* start *

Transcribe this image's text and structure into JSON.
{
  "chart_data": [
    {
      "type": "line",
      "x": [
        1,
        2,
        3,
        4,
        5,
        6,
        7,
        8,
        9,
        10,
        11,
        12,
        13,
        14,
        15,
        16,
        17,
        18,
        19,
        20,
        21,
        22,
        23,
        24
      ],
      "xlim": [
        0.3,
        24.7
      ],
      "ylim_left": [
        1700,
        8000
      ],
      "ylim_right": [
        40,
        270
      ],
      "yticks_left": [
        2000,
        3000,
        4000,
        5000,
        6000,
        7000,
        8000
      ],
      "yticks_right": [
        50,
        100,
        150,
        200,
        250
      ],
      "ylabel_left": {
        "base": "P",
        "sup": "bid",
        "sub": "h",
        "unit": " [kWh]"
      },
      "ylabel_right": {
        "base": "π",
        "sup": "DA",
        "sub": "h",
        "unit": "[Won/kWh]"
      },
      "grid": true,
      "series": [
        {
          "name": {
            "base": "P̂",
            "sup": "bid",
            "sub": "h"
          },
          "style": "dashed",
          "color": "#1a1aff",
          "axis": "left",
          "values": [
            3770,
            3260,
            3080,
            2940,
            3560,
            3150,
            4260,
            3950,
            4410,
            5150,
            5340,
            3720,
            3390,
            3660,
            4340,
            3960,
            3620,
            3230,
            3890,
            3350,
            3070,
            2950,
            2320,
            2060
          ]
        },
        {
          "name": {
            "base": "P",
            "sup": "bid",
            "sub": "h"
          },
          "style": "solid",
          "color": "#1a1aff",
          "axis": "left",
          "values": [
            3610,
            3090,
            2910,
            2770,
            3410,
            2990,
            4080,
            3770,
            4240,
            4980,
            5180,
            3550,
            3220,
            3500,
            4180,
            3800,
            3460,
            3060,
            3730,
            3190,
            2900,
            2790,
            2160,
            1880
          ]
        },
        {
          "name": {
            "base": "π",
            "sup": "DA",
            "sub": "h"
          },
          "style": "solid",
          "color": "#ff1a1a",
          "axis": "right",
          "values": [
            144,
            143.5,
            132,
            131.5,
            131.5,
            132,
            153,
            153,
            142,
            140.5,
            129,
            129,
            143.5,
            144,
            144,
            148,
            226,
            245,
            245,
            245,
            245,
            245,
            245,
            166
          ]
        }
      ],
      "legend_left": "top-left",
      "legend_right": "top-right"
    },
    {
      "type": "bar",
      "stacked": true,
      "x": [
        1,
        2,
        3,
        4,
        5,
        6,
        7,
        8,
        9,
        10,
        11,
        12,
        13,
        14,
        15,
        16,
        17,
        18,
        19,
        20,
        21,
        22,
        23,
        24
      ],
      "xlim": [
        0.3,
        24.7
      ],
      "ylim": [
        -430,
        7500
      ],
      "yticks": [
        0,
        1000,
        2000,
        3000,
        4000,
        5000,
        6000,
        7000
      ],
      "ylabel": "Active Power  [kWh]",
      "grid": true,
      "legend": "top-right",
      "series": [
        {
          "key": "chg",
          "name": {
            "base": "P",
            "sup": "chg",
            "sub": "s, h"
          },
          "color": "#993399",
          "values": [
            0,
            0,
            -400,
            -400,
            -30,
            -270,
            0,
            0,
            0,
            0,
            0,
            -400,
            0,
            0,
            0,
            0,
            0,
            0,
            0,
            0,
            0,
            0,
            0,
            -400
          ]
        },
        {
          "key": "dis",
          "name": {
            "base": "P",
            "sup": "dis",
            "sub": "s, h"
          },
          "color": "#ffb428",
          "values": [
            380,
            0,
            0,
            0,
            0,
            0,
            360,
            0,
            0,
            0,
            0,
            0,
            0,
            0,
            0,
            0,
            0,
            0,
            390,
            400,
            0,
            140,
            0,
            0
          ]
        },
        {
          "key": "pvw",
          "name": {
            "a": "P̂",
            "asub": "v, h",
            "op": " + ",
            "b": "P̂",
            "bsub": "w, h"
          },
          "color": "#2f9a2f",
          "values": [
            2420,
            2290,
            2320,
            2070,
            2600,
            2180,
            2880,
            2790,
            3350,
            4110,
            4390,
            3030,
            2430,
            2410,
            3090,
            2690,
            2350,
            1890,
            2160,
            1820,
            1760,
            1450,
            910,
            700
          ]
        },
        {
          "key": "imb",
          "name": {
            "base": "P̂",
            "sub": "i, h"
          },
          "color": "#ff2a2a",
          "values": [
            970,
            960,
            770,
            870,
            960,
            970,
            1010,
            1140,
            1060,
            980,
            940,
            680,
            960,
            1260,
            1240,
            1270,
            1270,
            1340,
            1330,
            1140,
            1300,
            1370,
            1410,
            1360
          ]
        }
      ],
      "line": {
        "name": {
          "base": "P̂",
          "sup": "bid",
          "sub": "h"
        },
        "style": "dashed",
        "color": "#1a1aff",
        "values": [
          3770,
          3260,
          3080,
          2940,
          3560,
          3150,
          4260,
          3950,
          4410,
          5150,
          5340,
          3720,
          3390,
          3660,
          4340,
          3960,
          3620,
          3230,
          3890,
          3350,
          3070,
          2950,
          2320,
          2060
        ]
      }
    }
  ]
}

* end *

Return, from the data, each line that has the word "color" in it.

          "color": "#1a1aff",
          "color": "#1a1aff",
          "color": "#ff1a1a",
          "color": "#993399",
          "color": "#ffb428",
          "color": "#2f9a2f",
          "color": "#ff2a2a",
        "color": "#1a1aff",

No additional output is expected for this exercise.